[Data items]
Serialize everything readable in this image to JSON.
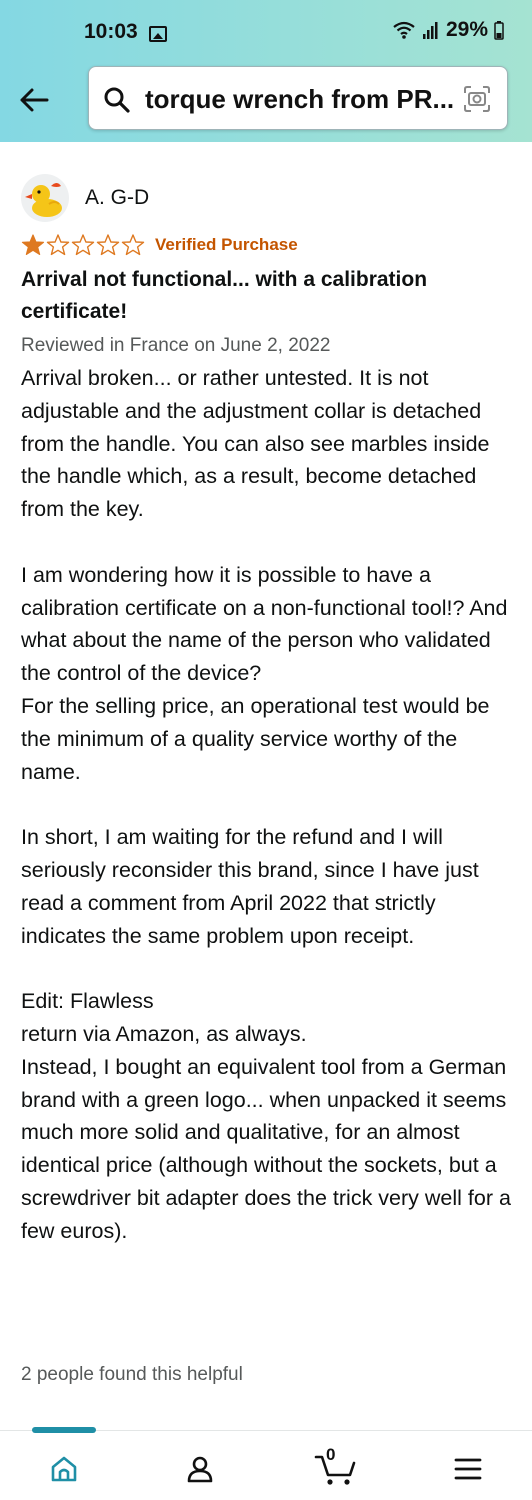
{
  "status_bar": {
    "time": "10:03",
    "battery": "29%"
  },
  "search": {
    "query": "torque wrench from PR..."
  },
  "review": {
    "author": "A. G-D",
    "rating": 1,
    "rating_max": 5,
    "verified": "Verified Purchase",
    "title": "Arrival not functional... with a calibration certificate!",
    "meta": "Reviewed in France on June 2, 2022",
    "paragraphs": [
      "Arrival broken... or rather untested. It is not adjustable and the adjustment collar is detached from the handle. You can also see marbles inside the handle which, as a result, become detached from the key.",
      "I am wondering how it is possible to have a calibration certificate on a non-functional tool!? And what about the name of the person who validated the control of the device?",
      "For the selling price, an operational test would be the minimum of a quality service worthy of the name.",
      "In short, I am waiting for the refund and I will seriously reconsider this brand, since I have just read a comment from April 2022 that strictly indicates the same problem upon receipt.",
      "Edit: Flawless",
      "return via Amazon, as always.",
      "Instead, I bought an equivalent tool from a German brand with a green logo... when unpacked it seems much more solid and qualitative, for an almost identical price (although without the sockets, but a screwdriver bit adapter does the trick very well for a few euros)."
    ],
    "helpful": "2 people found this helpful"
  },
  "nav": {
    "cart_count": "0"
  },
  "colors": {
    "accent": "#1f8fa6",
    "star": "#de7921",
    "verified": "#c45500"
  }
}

--

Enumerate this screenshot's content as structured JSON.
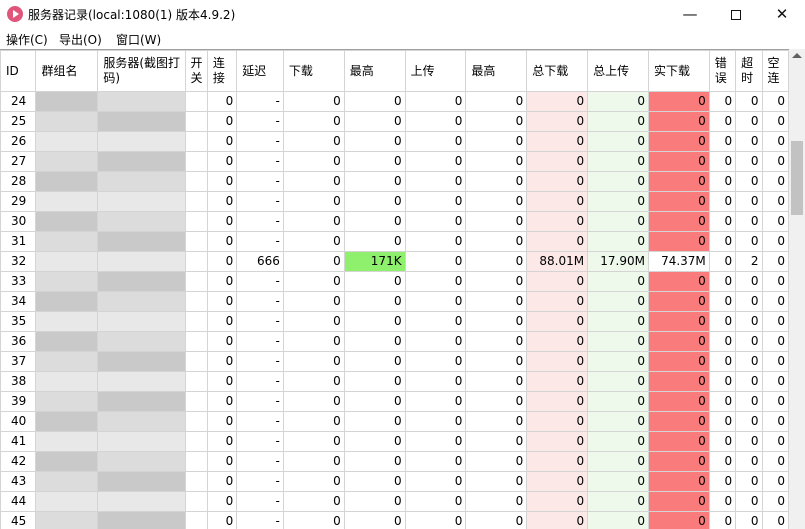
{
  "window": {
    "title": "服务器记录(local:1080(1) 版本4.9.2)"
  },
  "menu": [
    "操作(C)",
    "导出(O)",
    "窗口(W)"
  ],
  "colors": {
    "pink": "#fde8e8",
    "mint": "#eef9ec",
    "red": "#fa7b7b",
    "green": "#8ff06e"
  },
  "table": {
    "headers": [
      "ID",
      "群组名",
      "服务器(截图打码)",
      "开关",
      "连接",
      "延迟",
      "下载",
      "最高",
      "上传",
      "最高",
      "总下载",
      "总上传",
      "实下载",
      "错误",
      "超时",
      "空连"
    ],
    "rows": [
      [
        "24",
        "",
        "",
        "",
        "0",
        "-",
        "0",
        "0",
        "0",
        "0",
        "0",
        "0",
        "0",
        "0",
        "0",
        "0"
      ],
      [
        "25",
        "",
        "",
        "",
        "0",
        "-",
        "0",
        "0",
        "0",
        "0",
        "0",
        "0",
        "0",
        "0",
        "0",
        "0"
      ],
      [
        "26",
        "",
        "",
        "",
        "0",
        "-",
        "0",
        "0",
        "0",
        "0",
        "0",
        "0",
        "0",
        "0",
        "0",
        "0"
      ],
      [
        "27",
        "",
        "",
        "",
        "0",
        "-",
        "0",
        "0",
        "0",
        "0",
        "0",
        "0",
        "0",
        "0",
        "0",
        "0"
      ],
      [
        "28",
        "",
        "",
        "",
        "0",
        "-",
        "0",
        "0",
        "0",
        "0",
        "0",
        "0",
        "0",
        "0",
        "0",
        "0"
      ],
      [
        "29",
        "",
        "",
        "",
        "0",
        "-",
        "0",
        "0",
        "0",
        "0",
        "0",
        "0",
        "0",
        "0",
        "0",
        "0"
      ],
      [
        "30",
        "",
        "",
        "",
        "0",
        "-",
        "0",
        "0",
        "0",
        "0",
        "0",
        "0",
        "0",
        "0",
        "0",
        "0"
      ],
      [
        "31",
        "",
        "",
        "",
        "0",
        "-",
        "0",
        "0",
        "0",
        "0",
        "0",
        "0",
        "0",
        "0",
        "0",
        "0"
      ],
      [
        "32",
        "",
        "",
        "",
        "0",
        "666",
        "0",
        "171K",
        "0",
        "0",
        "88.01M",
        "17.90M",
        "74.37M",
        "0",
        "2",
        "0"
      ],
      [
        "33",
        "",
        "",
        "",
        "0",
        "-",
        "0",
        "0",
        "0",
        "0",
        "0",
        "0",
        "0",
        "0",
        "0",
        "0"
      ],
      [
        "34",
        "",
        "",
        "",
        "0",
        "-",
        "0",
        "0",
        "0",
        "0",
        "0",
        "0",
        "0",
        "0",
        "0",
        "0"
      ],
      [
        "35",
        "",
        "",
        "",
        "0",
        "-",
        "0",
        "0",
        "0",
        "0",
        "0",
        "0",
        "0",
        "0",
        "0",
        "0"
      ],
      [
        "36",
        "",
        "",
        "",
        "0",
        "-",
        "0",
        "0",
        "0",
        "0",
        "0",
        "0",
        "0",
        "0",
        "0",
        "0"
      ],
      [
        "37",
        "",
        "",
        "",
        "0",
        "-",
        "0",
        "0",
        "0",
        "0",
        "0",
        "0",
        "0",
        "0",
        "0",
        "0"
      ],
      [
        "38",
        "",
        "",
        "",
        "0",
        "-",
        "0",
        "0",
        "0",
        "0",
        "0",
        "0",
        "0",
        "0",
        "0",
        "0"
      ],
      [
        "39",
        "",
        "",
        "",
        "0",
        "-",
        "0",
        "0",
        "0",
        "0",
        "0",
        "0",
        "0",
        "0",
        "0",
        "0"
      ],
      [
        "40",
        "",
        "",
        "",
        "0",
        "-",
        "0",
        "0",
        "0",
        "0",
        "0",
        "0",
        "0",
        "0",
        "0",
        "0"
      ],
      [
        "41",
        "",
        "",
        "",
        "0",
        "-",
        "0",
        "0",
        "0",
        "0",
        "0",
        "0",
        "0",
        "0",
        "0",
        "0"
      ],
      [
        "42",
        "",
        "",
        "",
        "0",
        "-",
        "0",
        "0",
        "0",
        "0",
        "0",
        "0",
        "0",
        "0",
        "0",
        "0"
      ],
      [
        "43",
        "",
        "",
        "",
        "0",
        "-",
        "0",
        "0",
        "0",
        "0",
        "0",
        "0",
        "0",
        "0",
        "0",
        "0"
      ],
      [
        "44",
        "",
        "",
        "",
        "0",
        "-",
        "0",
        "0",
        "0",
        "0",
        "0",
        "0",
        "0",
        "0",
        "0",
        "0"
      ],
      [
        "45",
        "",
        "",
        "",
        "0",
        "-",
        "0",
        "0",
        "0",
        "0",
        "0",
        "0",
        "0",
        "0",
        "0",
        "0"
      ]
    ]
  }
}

==

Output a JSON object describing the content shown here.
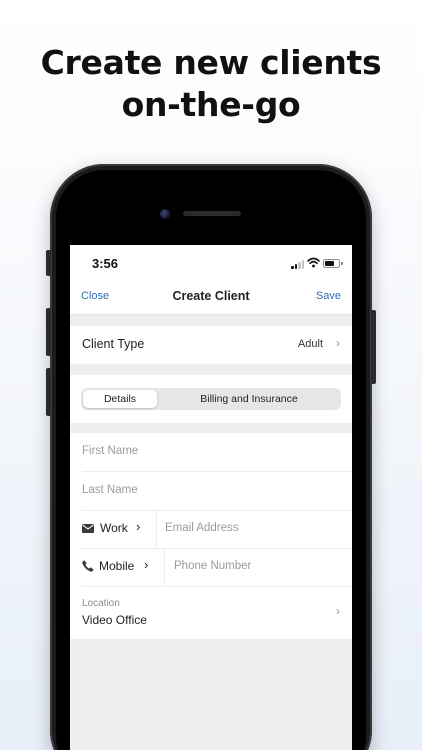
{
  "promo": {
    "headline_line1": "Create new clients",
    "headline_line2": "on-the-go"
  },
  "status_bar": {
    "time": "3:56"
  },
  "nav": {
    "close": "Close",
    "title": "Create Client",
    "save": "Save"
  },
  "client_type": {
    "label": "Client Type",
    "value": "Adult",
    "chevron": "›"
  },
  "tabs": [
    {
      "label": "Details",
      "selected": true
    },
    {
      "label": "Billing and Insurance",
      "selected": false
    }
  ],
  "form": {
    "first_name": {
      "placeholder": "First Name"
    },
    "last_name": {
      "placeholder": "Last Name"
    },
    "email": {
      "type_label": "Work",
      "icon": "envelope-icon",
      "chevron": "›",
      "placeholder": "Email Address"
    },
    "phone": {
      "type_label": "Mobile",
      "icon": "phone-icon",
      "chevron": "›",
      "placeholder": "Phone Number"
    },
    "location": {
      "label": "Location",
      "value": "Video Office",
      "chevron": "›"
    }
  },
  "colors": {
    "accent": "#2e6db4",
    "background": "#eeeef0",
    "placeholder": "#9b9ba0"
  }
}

Work required:
Collect each line containing the string "verified".

The answer:
    "verified": "Verified Purchase",
    "verified": "#c45500"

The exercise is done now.